## EXTRACTED INFORMATION

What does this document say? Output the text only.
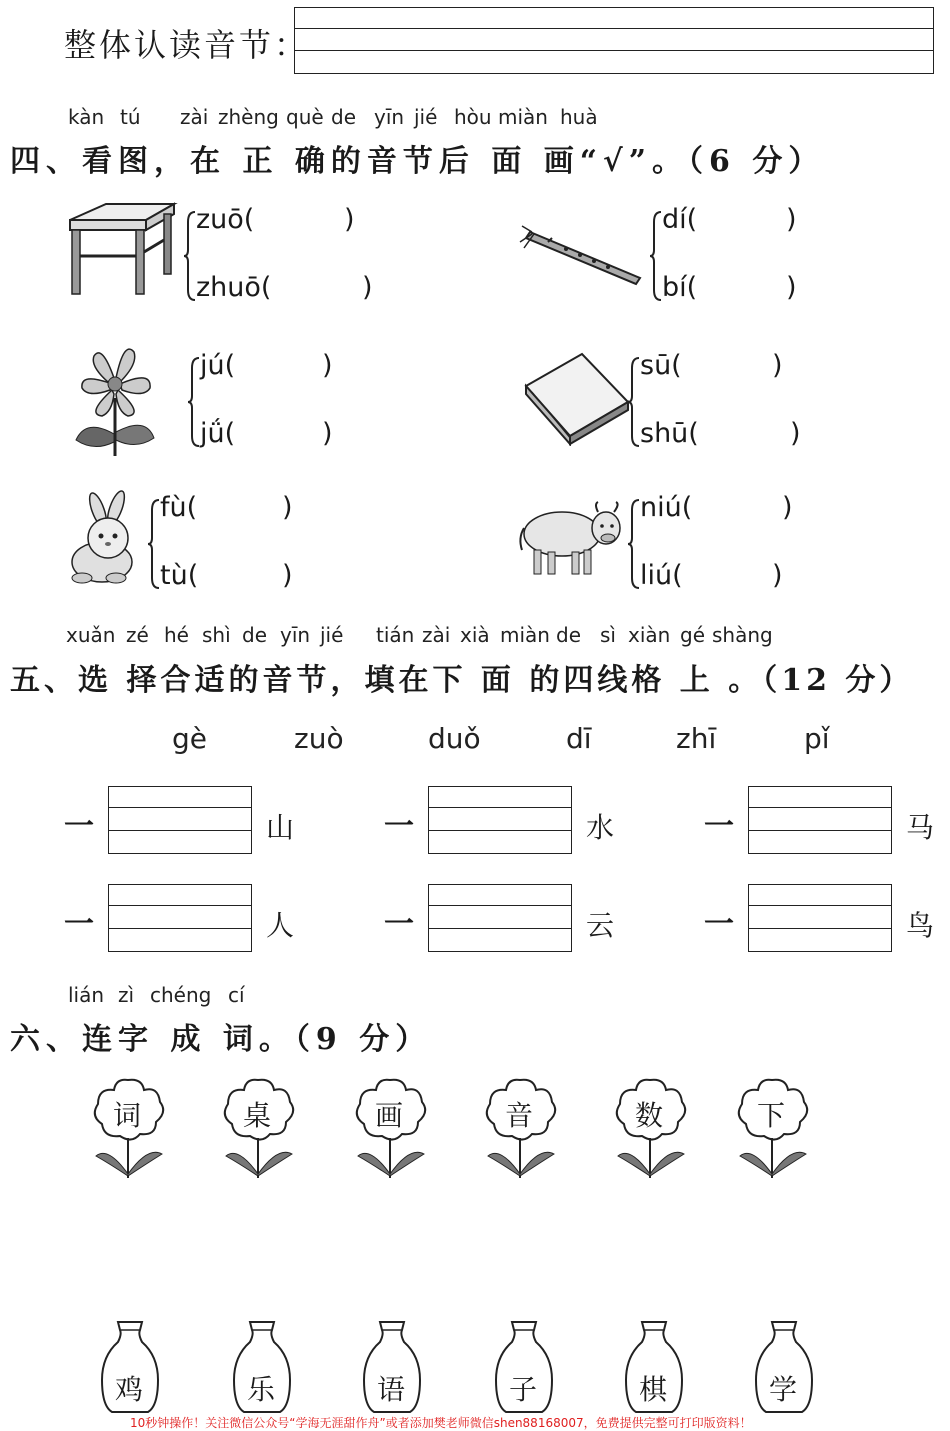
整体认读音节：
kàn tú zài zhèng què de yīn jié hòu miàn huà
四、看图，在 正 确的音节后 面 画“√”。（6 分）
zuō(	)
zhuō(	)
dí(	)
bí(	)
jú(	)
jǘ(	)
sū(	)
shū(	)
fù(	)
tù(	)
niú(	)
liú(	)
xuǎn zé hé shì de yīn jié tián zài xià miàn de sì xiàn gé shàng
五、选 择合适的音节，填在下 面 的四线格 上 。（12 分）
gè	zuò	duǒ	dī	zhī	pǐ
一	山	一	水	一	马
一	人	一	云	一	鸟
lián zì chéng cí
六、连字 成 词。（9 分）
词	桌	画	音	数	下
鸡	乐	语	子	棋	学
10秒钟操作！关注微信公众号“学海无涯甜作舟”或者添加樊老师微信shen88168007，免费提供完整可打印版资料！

## THE TASK
Without including any picture, repeat the data exactly.

## OUTPUT
What does this document say? Output the text only.
整体认读音节：
kàn tú zài zhèng què de yīn jié hòu miàn huà
四、看图，在 正 确的音节后 面 画“√”。（6 分）
zuō(	)
zhuō(	)
dí(	)
bí(	)
jú(	)
jǘ(	)
sū(	)
shū(	)
fù(	)
tù(	)
niú(	)
liú(	)
xuǎn zé hé shì de yīn jié tián zài xià miàn de sì xiàn gé shàng
五、选 择合适的音节，填在下 面 的四线格 上 。（12 分）
gè	zuò	duǒ	dī	zhī	pǐ
一	山	一	水	一	马
一	人	一	云	一	鸟
lián zì chéng cí
六、连字 成 词。（9 分）
词	桌	画	音	数	下
鸡	乐	语	子	棋	学
10秒钟操作！关注微信公众号“学海无涯甜作舟”或者添加樊老师微信shen88168007，免费提供完整可打印版资料！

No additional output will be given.